**YOUR TASK**
Give every line back verbatim, dropping all images.

Dataset items

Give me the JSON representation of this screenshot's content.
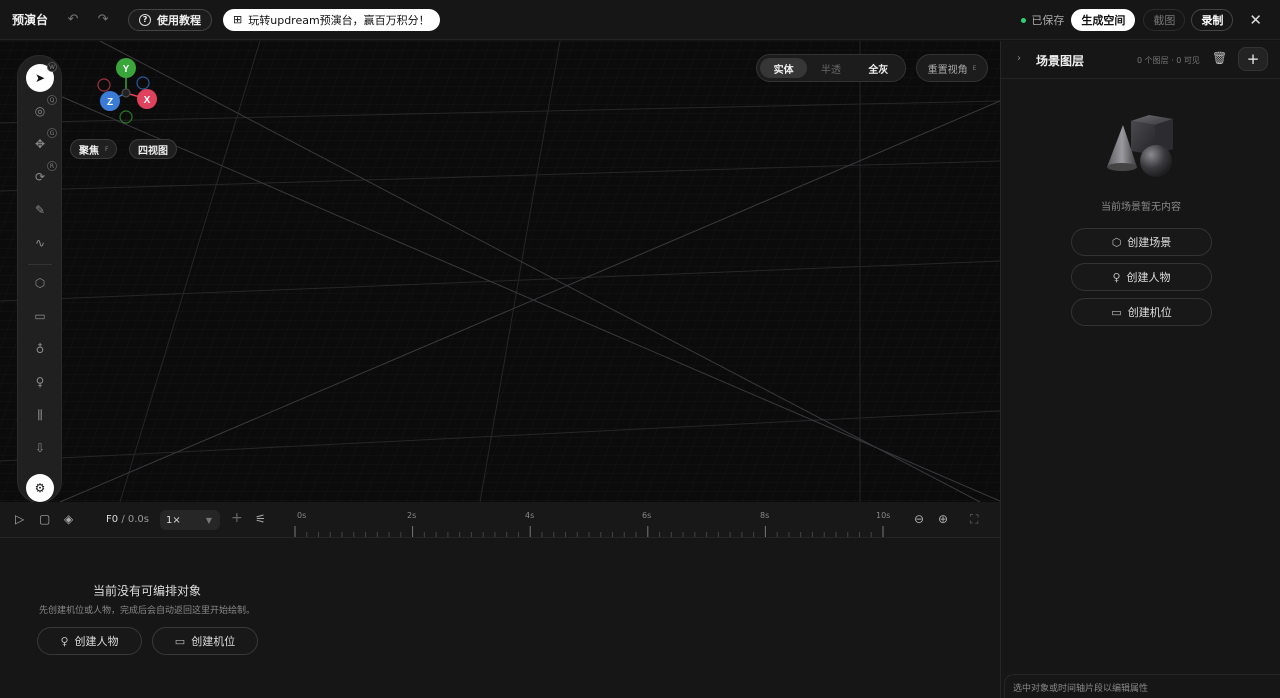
{
  "header": {
    "title": "预演台",
    "tutorial_label": "使用教程",
    "promo_label": "玩转updream预演台，赢百万积分！",
    "saved_label": "已保存",
    "generate_label": "生成空间",
    "screenshot_label": "截图",
    "record_label": "录制"
  },
  "toolbar": {
    "keys": [
      "W",
      "Q",
      "G",
      "R"
    ]
  },
  "gizmo": {
    "y": "Y",
    "z": "Z",
    "x": "X"
  },
  "view": {
    "focus_label": "聚焦",
    "focus_key": "F",
    "quad_label": "四视图",
    "modes": [
      "实体",
      "半透",
      "全灰"
    ],
    "reset_label": "重置视角",
    "reset_key": "E"
  },
  "timeline": {
    "frame": "F0",
    "time": "0.0s",
    "speed": "1×",
    "ticks": [
      "0s",
      "2s",
      "4s",
      "6s",
      "8s",
      "10s"
    ],
    "empty_title": "当前没有可编排对象",
    "empty_sub": "先创建机位或人物，完成后会自动返回这里开始绘制。",
    "create_person_label": "创建人物",
    "create_camera_label": "创建机位"
  },
  "panel": {
    "title": "场景图层",
    "count": "0 个图层 · 0 可见",
    "empty_text": "当前场景暂无内容",
    "create_scene_label": "创建场景",
    "create_person_label": "创建人物",
    "create_camera_label": "创建机位",
    "props_hint": "选中对象或时间轴片段以编辑属性"
  },
  "colors": {
    "axis_x": "#e0415c",
    "axis_y": "#3aa53a",
    "axis_z": "#3a7bd5",
    "saved_dot": "#2fd07a"
  }
}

**RESULT OF THIS TASK**
Give me the JSON representation of this screenshot's content.
{
  "header": {
    "title": "预演台",
    "tutorial_label": "使用教程",
    "promo_label": "玩转updream预演台，赢百万积分！",
    "saved_label": "已保存",
    "generate_label": "生成空间",
    "screenshot_label": "截图",
    "record_label": "录制"
  },
  "toolbar": {
    "keys": [
      "W",
      "Q",
      "G",
      "R"
    ]
  },
  "gizmo": {
    "y": "Y",
    "z": "Z",
    "x": "X"
  },
  "view": {
    "focus_label": "聚焦",
    "focus_key": "F",
    "quad_label": "四视图",
    "modes": [
      "实体",
      "半透",
      "全灰"
    ],
    "reset_label": "重置视角",
    "reset_key": "E"
  },
  "timeline": {
    "frame": "F0",
    "time": "0.0s",
    "speed": "1×",
    "ticks": [
      "0s",
      "2s",
      "4s",
      "6s",
      "8s",
      "10s"
    ],
    "empty_title": "当前没有可编排对象",
    "empty_sub": "先创建机位或人物，完成后会自动返回这里开始绘制。",
    "create_person_label": "创建人物",
    "create_camera_label": "创建机位"
  },
  "panel": {
    "title": "场景图层",
    "count": "0 个图层 · 0 可见",
    "empty_text": "当前场景暂无内容",
    "create_scene_label": "创建场景",
    "create_person_label": "创建人物",
    "create_camera_label": "创建机位",
    "props_hint": "选中对象或时间轴片段以编辑属性"
  },
  "colors": {
    "axis_x": "#e0415c",
    "axis_y": "#3aa53a",
    "axis_z": "#3a7bd5",
    "saved_dot": "#2fd07a"
  }
}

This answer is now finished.